PROBLEM REQUIREMENTS
Find every line in the records below that contains the word "racines", and copy each such line.

ENTRIES PROVIDED
%%
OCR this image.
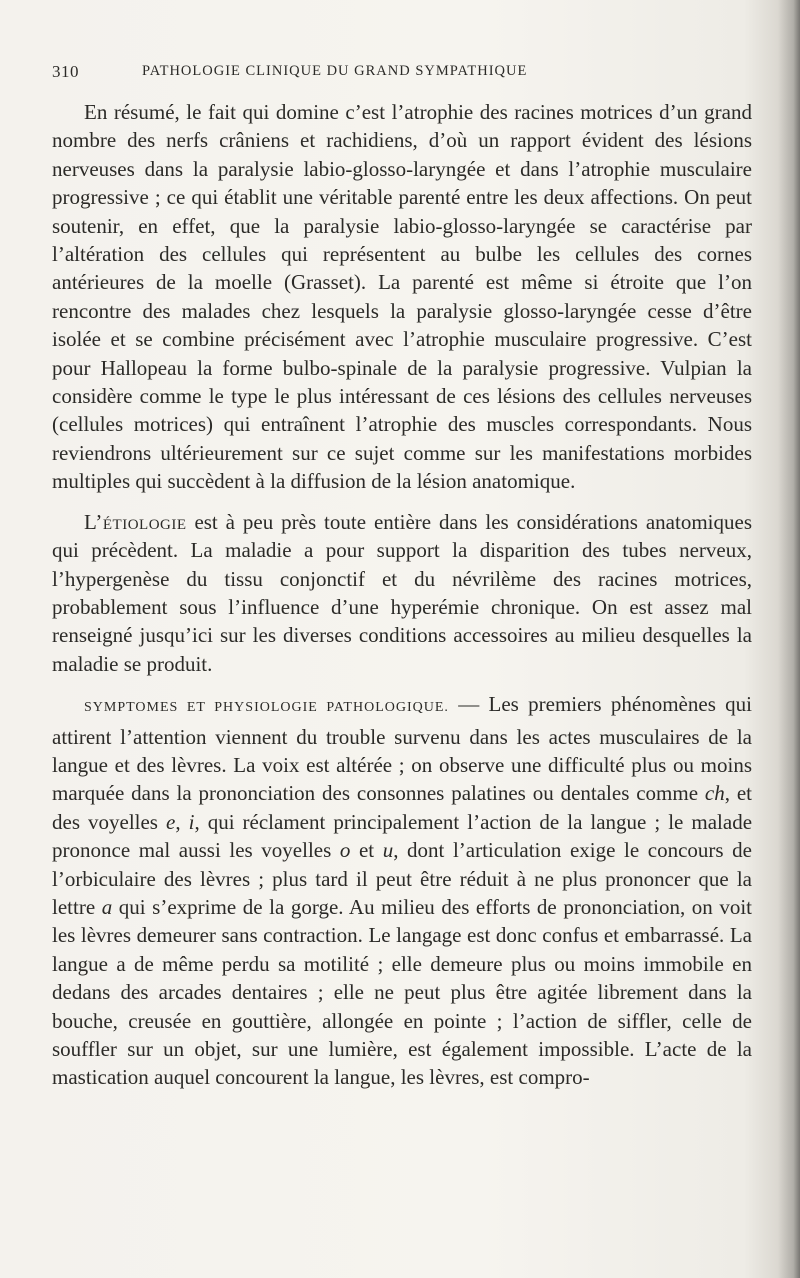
310	PATHOLOGIE CLINIQUE DU GRAND SYMPATHIQUE

En résumé, le fait qui domine c’est l’atrophie des racines motrices d’un grand nombre des nerfs crâniens et rachidiens, d’où un rapport évident des lésions nerveuses dans la paralysie labio-glosso-laryngée et dans l’atrophie musculaire progressive ; ce qui établit une véritable parenté entre les deux affections. On peut soutenir, en effet, que la paralysie labio-glosso-laryngée se caractérise par l’altération des cellules qui représentent au bulbe les cellules des cornes antérieures de la moelle (Grasset). La parenté est même si étroite que l’on rencontre des malades chez lesquels la paralysie glosso-laryngée cesse d’être isolée et se combine précisément avec l’atrophie musculaire progressive. C’est pour Hallopeau la forme bulbo-spinale de la paralysie progressive. Vulpian la considère comme le type le plus intéressant de ces lésions des cellules nerveuses (cellules motrices) qui entraînent l’atrophie des muscles correspondants. Nous reviendrons ultérieurement sur ce sujet comme sur les manifestations morbides multiples qui succèdent à la diffusion de la lésion anatomique.

L’étiologie est à peu près toute entière dans les considérations anatomiques qui précèdent. La maladie a pour support la disparition des tubes nerveux, l’hypergenèse du tissu conjonctif et du névrilème des racines motrices, probablement sous l’influence d’une hyperémie chronique. On est assez mal renseigné jusqu’ici sur les diverses conditions accessoires au milieu desquelles la maladie se produit.

SYMPTOMES ET PHYSIOLOGIE PATHOLOGIQUE. — Les premiers phénomènes qui attirent l’attention viennent du trouble survenu dans les actes musculaires de la langue et des lèvres. La voix est altérée ; on observe une difficulté plus ou moins marquée dans la prononciation des consonnes palatines ou dentales comme ch, et des voyelles e, i, qui réclament principalement l’action de la langue ; le malade prononce mal aussi les voyelles o et u, dont l’articulation exige le concours de l’orbiculaire des lèvres ; plus tard il peut être réduit à ne plus prononcer que la lettre a qui s’exprime de la gorge. Au milieu des efforts de prononciation, on voit les lèvres demeurer sans contraction. Le langage est donc confus et embarrassé. La langue a de même perdu sa motilité ; elle demeure plus ou moins immobile en dedans des arcades dentaires ; elle ne peut plus être agitée librement dans la bouche, creusée en gouttière, allongée en pointe ; l’action de siffler, celle de souffler sur un objet, sur une lumière, est également impossible. L’acte de la mastication auquel concourent la langue, les lèvres, est compro-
%%
CORRECT RESPONSE
En résumé, le fait qui domine c’est l’atrophie des racines motrices d’un grand nombre des nerfs crâniens et rachidiens, d’où un rapport évident des lésions nerveuses dans la paralysie labio-glosso-laryngée et dans l’atrophie musculaire progressive ; ce qui établit une véritable parenté entre les deux affections. On peut soutenir, en effet, que la paralysie labio-glosso-laryngée se caractérise par l’altération des cellules qui représentent au bulbe les cellules des cornes antérieures de la moelle (Grasset). La parenté est même si étroite que l’on rencontre des malades chez lesquels la paralysie glosso-laryngée cesse d’être isolée et se combine précisément avec l’atrophie musculaire progressive. C’est pour Hallopeau la forme bulbo-spinale de la paralysie progressive. Vulpian la considère comme le type le plus intéressant de ces lésions des cellules nerveuses (cellules motrices) qui entraînent l’atrophie des muscles correspondants. Nous reviendrons ultérieurement sur ce sujet comme sur les manifestations morbides multiples qui succèdent à la diffusion de la lésion anatomique.
L’étiologie est à peu près toute entière dans les considérations anatomiques qui précèdent. La maladie a pour support la disparition des tubes nerveux, l’hypergenèse du tissu conjonctif et du névrilème des racines motrices, probablement sous l’influence d’une hyperémie chronique. On est assez mal renseigné jusqu’ici sur les diverses conditions accessoires au milieu desquelles la maladie se produit.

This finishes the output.